> _TASK_
Your task is to repeat the entries underneath exactly, minus the pictures.

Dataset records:
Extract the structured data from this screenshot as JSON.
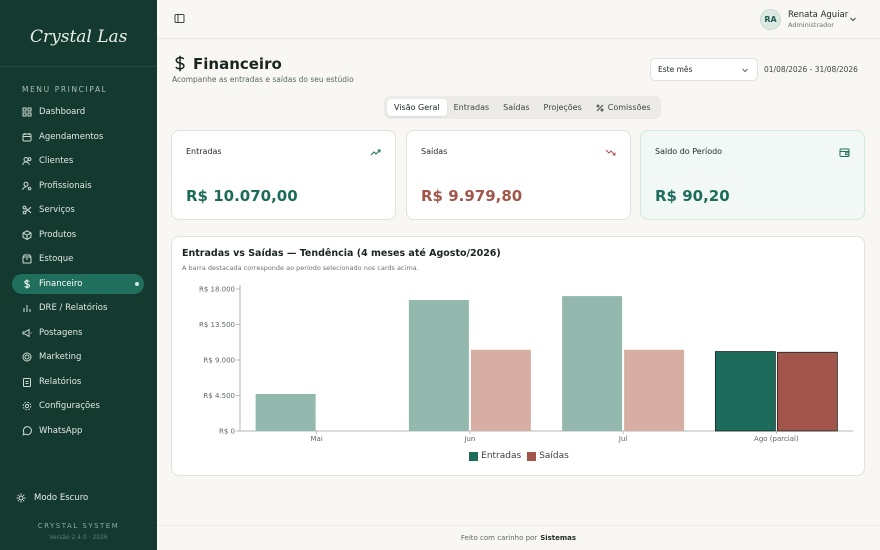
{
  "sidebar": {
    "logo_text": "Crystal Lashes",
    "menu_title": "MENU PRINCIPAL",
    "items": [
      {
        "label": "Dashboard",
        "icon": "grid-icon"
      },
      {
        "label": "Agendamentos",
        "icon": "calendar-icon"
      },
      {
        "label": "Clientes",
        "icon": "users-icon"
      },
      {
        "label": "Profissionais",
        "icon": "user-gear-icon"
      },
      {
        "label": "Serviços",
        "icon": "scissors-icon"
      },
      {
        "label": "Produtos",
        "icon": "package-icon"
      },
      {
        "label": "Estoque",
        "icon": "box-icon"
      },
      {
        "label": "Financeiro",
        "icon": "dollar-icon",
        "active": true
      },
      {
        "label": "DRE / Relatórios",
        "icon": "bar-chart-icon"
      },
      {
        "label": "Postagens",
        "icon": "megaphone-icon"
      },
      {
        "label": "Marketing",
        "icon": "target-icon"
      },
      {
        "label": "Relatórios",
        "icon": "clipboard-icon"
      },
      {
        "label": "Configurações",
        "icon": "gear-icon"
      },
      {
        "label": "WhatsApp",
        "icon": "whatsapp-icon"
      }
    ],
    "dark_mode_label": "Modo Escuro",
    "system_name": "CRYSTAL SYSTEM",
    "version": "Versão 2.4.0 · 2026"
  },
  "topbar": {
    "user_initials": "RA",
    "user_name": "Renata Aguiar",
    "user_role": "Administrador"
  },
  "page": {
    "title": "Financeiro",
    "subtitle": "Acompanhe as entradas e saídas do seu estúdio",
    "period_selected": "Este mês",
    "date_range": "01/08/2026 - 31/08/2026"
  },
  "tabs": [
    {
      "label": "Visão Geral",
      "active": true
    },
    {
      "label": "Entradas"
    },
    {
      "label": "Saídas"
    },
    {
      "label": "Projeções"
    },
    {
      "label": "Comissões",
      "icon": "percent-icon"
    }
  ],
  "cards": {
    "entradas": {
      "label": "Entradas",
      "value": "R$ 10.070,00",
      "icon": "trend-up-icon"
    },
    "saidas": {
      "label": "Saídas",
      "value": "R$ 9.979,80",
      "icon": "trend-down-icon"
    },
    "saldo": {
      "label": "Saldo do Período",
      "value": "R$ 90,20",
      "icon": "wallet-icon"
    }
  },
  "colors": {
    "brand_dark": "#143a2f",
    "entradas_light": "#93b8ae",
    "saidas_light": "#d7aea4",
    "entradas_strong": "#1d6c5b",
    "saidas_strong": "#a2554a",
    "positive": "#1d6c5b",
    "negative": "#a2554a"
  },
  "chart_data": {
    "type": "bar",
    "title": "Entradas vs Saídas — Tendência (4 meses até Agosto/2026)",
    "subtitle": "A barra destacada corresponde ao período selecionado nos cards acima.",
    "categories": [
      "Mai",
      "Jun",
      "Jul",
      "Ago (parcial)"
    ],
    "series": [
      {
        "name": "Entradas",
        "values": [
          4700,
          16600,
          17100,
          10070
        ]
      },
      {
        "name": "Saídas",
        "values": [
          0,
          10300,
          10300,
          9979.8
        ]
      }
    ],
    "highlight_category": "Ago (parcial)",
    "y_ticks": [
      "R$ 0",
      "R$ 4.500",
      "R$ 9.000",
      "R$ 13.500",
      "R$ 18.000"
    ],
    "ylim": [
      0,
      18000
    ],
    "legend_position": "bottom-center"
  },
  "footer": {
    "text": "Feito com carinho por",
    "brand": "Sistemas"
  }
}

> _RESULT FOR THIS TASK_
Extract the structured data from this screenshot as JSON.
{
  "sidebar": {
    "logo_text": "Crystal Lashes",
    "menu_title": "MENU PRINCIPAL",
    "items": [
      {
        "label": "Dashboard",
        "icon": "grid-icon"
      },
      {
        "label": "Agendamentos",
        "icon": "calendar-icon"
      },
      {
        "label": "Clientes",
        "icon": "users-icon"
      },
      {
        "label": "Profissionais",
        "icon": "user-gear-icon"
      },
      {
        "label": "Serviços",
        "icon": "scissors-icon"
      },
      {
        "label": "Produtos",
        "icon": "package-icon"
      },
      {
        "label": "Estoque",
        "icon": "box-icon"
      },
      {
        "label": "Financeiro",
        "icon": "dollar-icon",
        "active": true
      },
      {
        "label": "DRE / Relatórios",
        "icon": "bar-chart-icon"
      },
      {
        "label": "Postagens",
        "icon": "megaphone-icon"
      },
      {
        "label": "Marketing",
        "icon": "target-icon"
      },
      {
        "label": "Relatórios",
        "icon": "clipboard-icon"
      },
      {
        "label": "Configurações",
        "icon": "gear-icon"
      },
      {
        "label": "WhatsApp",
        "icon": "whatsapp-icon"
      }
    ],
    "dark_mode_label": "Modo Escuro",
    "system_name": "CRYSTAL SYSTEM",
    "version": "Versão 2.4.0 · 2026"
  },
  "topbar": {
    "user_initials": "RA",
    "user_name": "Renata Aguiar",
    "user_role": "Administrador"
  },
  "page": {
    "title": "Financeiro",
    "subtitle": "Acompanhe as entradas e saídas do seu estúdio",
    "period_selected": "Este mês",
    "date_range": "01/08/2026 - 31/08/2026"
  },
  "tabs": [
    {
      "label": "Visão Geral",
      "active": true
    },
    {
      "label": "Entradas"
    },
    {
      "label": "Saídas"
    },
    {
      "label": "Projeções"
    },
    {
      "label": "Comissões",
      "icon": "percent-icon"
    }
  ],
  "cards": {
    "entradas": {
      "label": "Entradas",
      "value": "R$ 10.070,00",
      "icon": "trend-up-icon"
    },
    "saidas": {
      "label": "Saídas",
      "value": "R$ 9.979,80",
      "icon": "trend-down-icon"
    },
    "saldo": {
      "label": "Saldo do Período",
      "value": "R$ 90,20",
      "icon": "wallet-icon"
    }
  },
  "colors": {
    "brand_dark": "#143a2f",
    "entradas_light": "#93b8ae",
    "saidas_light": "#d7aea4",
    "entradas_strong": "#1d6c5b",
    "saidas_strong": "#a2554a",
    "positive": "#1d6c5b",
    "negative": "#a2554a"
  },
  "chart_data": {
    "type": "bar",
    "title": "Entradas vs Saídas — Tendência (4 meses até Agosto/2026)",
    "subtitle": "A barra destacada corresponde ao período selecionado nos cards acima.",
    "categories": [
      "Mai",
      "Jun",
      "Jul",
      "Ago (parcial)"
    ],
    "series": [
      {
        "name": "Entradas",
        "values": [
          4700,
          16600,
          17100,
          10070
        ]
      },
      {
        "name": "Saídas",
        "values": [
          0,
          10300,
          10300,
          9979.8
        ]
      }
    ],
    "highlight_category": "Ago (parcial)",
    "y_ticks": [
      "R$ 0",
      "R$ 4.500",
      "R$ 9.000",
      "R$ 13.500",
      "R$ 18.000"
    ],
    "ylim": [
      0,
      18000
    ],
    "legend_position": "bottom-center"
  },
  "footer": {
    "text": "Feito com carinho por",
    "brand": "Sistemas"
  }
}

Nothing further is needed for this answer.